==== Given entries

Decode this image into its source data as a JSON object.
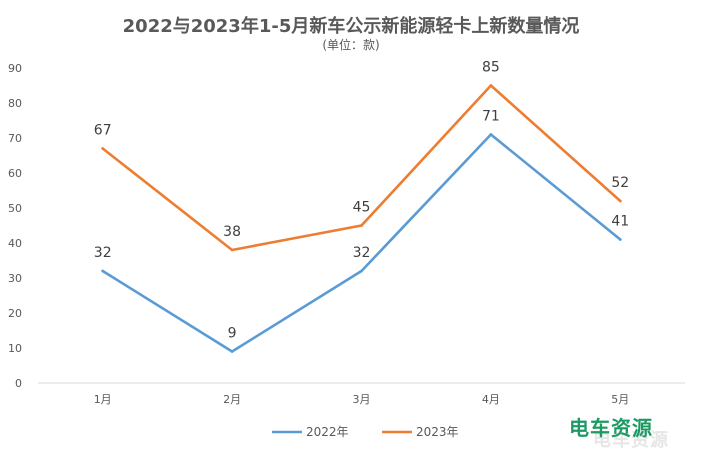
{
  "chart_data": {
    "type": "line",
    "title": "2022与2023年1-5月新车公示新能源轻卡上新数量情况",
    "subtitle": "(单位：款)",
    "categories": [
      "1月",
      "2月",
      "3月",
      "4月",
      "5月"
    ],
    "series": [
      {
        "name": "2022年",
        "values": [
          32,
          9,
          32,
          71,
          41
        ],
        "color": "#5b9bd5"
      },
      {
        "name": "2023年",
        "values": [
          67,
          38,
          45,
          85,
          52
        ],
        "color": "#ed7d31"
      }
    ],
    "ylim": [
      0,
      90
    ],
    "yticks": [
      0,
      10,
      20,
      30,
      40,
      50,
      60,
      70,
      80,
      90
    ],
    "grid": false,
    "legend_position": "bottom",
    "data_labels": true
  },
  "watermark": {
    "text": "电车资源"
  }
}
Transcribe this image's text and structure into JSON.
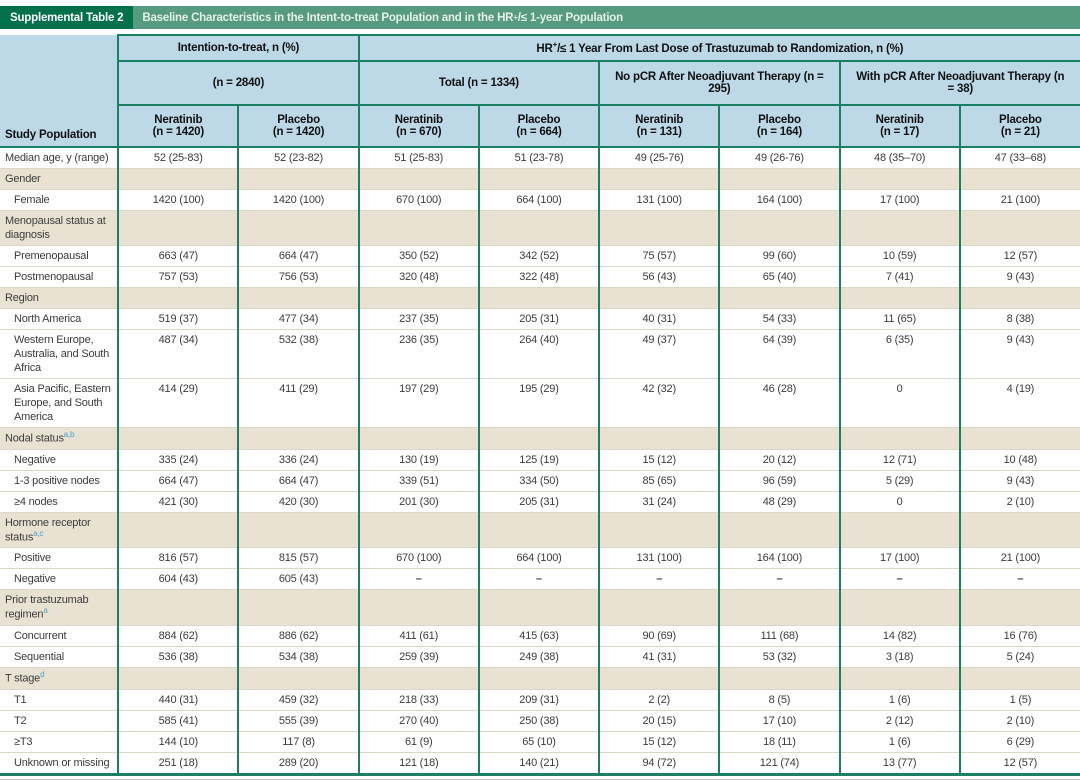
{
  "title_bar": {
    "tag": "Supplemental Table 2",
    "title_prefix": "Baseline Characteristics in the Intent-to-treat Population and in the HR",
    "title_sup": "+",
    "title_suffix": "/≤ 1-year Population"
  },
  "header": {
    "study_population": "Study Population",
    "itt_label": "Intention-to-treat, n (%)",
    "hr_prefix": "HR",
    "hr_sup": "+",
    "hr_suffix": "/≤ 1 Year From Last Dose of Trastuzumab to Randomization, n (%)",
    "groups": [
      {
        "label": "(n = 2840)"
      },
      {
        "label": "Total (n = 1334)"
      },
      {
        "label": "No pCR After Neoadjuvant Therapy (n = 295)"
      },
      {
        "label": "With pCR After Neoadjuvant Therapy (n = 38)"
      }
    ],
    "columns": [
      {
        "drug": "Neratinib",
        "n": "(n = 1420)"
      },
      {
        "drug": "Placebo",
        "n": "(n = 1420)"
      },
      {
        "drug": "Neratinib",
        "n": "(n = 670)"
      },
      {
        "drug": "Placebo",
        "n": "(n = 664)"
      },
      {
        "drug": "Neratinib",
        "n": "(n = 131)"
      },
      {
        "drug": "Placebo",
        "n": "(n = 164)"
      },
      {
        "drug": "Neratinib",
        "n": "(n = 17)"
      },
      {
        "drug": "Placebo",
        "n": "(n = 21)"
      }
    ]
  },
  "table": {
    "rows": [
      {
        "label": "Median age, y (range)",
        "indent": false,
        "category": false,
        "values": [
          "52 (25-83)",
          "52 (23-82)",
          "51 (25-83)",
          "51 (23-78)",
          "49 (25-76)",
          "49 (26-76)",
          "48 (35–70)",
          "47 (33–68)"
        ]
      },
      {
        "label": "Gender",
        "indent": false,
        "category": true,
        "values": []
      },
      {
        "label": "Female",
        "indent": true,
        "category": false,
        "values": [
          "1420 (100)",
          "1420 (100)",
          "670 (100)",
          "664 (100)",
          "131 (100)",
          "164 (100)",
          "17 (100)",
          "21 (100)"
        ]
      },
      {
        "label": "Menopausal status at diagnosis",
        "indent": false,
        "category": true,
        "values": []
      },
      {
        "label": "Premenopausal",
        "indent": true,
        "category": false,
        "values": [
          "663 (47)",
          "664 (47)",
          "350 (52)",
          "342 (52)",
          "75 (57)",
          "99 (60)",
          "10 (59)",
          "12 (57)"
        ]
      },
      {
        "label": "Postmenopausal",
        "indent": true,
        "category": false,
        "values": [
          "757 (53)",
          "756 (53)",
          "320 (48)",
          "322 (48)",
          "56 (43)",
          "65 (40)",
          "7 (41)",
          "9 (43)"
        ]
      },
      {
        "label": "Region",
        "indent": false,
        "category": true,
        "values": []
      },
      {
        "label": "North America",
        "indent": true,
        "category": false,
        "values": [
          "519 (37)",
          "477 (34)",
          "237 (35)",
          "205 (31)",
          "40 (31)",
          "54 (33)",
          "11 (65)",
          "8 (38)"
        ]
      },
      {
        "label": "Western Europe, Australia, and South Africa",
        "indent": true,
        "category": false,
        "values": [
          "487 (34)",
          "532 (38)",
          "236 (35)",
          "264 (40)",
          "49 (37)",
          "64 (39)",
          "6 (35)",
          "9 (43)"
        ]
      },
      {
        "label": "Asia Pacific, Eastern Europe, and South America",
        "indent": true,
        "category": false,
        "values": [
          "414 (29)",
          "411 (29)",
          "197 (29)",
          "195 (29)",
          "42 (32)",
          "46 (28)",
          "0",
          "4 (19)"
        ]
      },
      {
        "label": "Nodal status",
        "sup": "a,b",
        "indent": false,
        "category": true,
        "values": []
      },
      {
        "label": "Negative",
        "indent": true,
        "category": false,
        "values": [
          "335 (24)",
          "336 (24)",
          "130 (19)",
          "125 (19)",
          "15 (12)",
          "20 (12)",
          "12 (71)",
          "10 (48)"
        ]
      },
      {
        "label": "1-3 positive nodes",
        "indent": true,
        "category": false,
        "values": [
          "664 (47)",
          "664 (47)",
          "339 (51)",
          "334 (50)",
          "85 (65)",
          "96 (59)",
          "5 (29)",
          "9 (43)"
        ]
      },
      {
        "label": "≥4 nodes",
        "indent": true,
        "category": false,
        "values": [
          "421 (30)",
          "420 (30)",
          "201 (30)",
          "205 (31)",
          "31 (24)",
          "48 (29)",
          "0",
          "2 (10)"
        ]
      },
      {
        "label": "Hormone receptor status",
        "sup": "a,c",
        "indent": false,
        "category": true,
        "values": []
      },
      {
        "label": "Positive",
        "indent": true,
        "category": false,
        "values": [
          "816 (57)",
          "815 (57)",
          "670 (100)",
          "664 (100)",
          "131 (100)",
          "164 (100)",
          "17 (100)",
          "21 (100)"
        ]
      },
      {
        "label": "Negative",
        "indent": true,
        "category": false,
        "values": [
          "604 (43)",
          "605 (43)",
          "–",
          "–",
          "–",
          "–",
          "–",
          "–"
        ]
      },
      {
        "label": "Prior trastuzumab regimen",
        "sup": "a",
        "indent": false,
        "category": true,
        "values": []
      },
      {
        "label": "Concurrent",
        "indent": true,
        "category": false,
        "values": [
          "884 (62)",
          "886 (62)",
          "411 (61)",
          "415 (63)",
          "90 (69)",
          "111 (68)",
          "14 (82)",
          "16 (76)"
        ]
      },
      {
        "label": "Sequential",
        "indent": true,
        "category": false,
        "values": [
          "536 (38)",
          "534 (38)",
          "259 (39)",
          "249 (38)",
          "41 (31)",
          "53 (32)",
          "3 (18)",
          "5 (24)"
        ]
      },
      {
        "label": "T stage",
        "sup": "d",
        "indent": false,
        "category": true,
        "values": []
      },
      {
        "label": "T1",
        "indent": true,
        "category": false,
        "values": [
          "440 (31)",
          "459 (32)",
          "218 (33)",
          "209 (31)",
          "2 (2)",
          "8 (5)",
          "1 (6)",
          "1 (5)"
        ]
      },
      {
        "label": "T2",
        "indent": true,
        "category": false,
        "values": [
          "585 (41)",
          "555 (39)",
          "270 (40)",
          "250 (38)",
          "20 (15)",
          "17 (10)",
          "2 (12)",
          "2 (10)"
        ]
      },
      {
        "label": "≥T3",
        "indent": true,
        "category": false,
        "values": [
          "144 (10)",
          "117 (8)",
          "61 (9)",
          "65 (10)",
          "15 (12)",
          "18 (11)",
          "1 (6)",
          "6 (29)"
        ]
      },
      {
        "label": "Unknown or missing",
        "indent": true,
        "category": false,
        "values": [
          "251 (18)",
          "289 (20)",
          "121 (18)",
          "140 (21)",
          "94 (72)",
          "121 (74)",
          "13 (77)",
          "12 (57)"
        ]
      }
    ]
  },
  "colors": {
    "tag_green": "#00714b",
    "title_green": "#569a81",
    "header_blue": "#bdd8e7",
    "category_beige": "#e9e2d3",
    "border_teal": "#1b7f63",
    "superscript_blue": "#44a3c8"
  }
}
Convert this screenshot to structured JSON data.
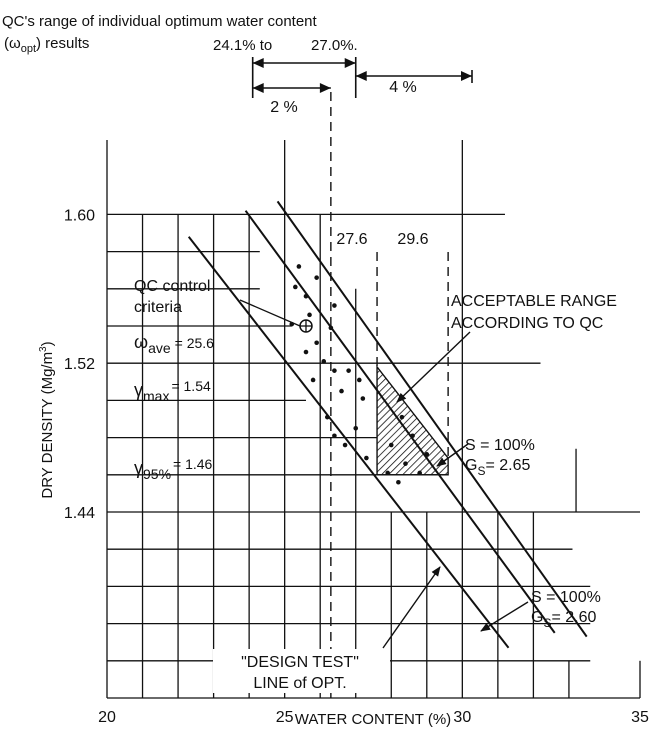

========

Aim of the task: Pick out each line in the material containing "Therapy".

The result:
        "label": "No pCR After Neoadjuvant Therapy (n = 295)"
        "label": "With pCR After Neoadjuvant Therapy (n = 38)"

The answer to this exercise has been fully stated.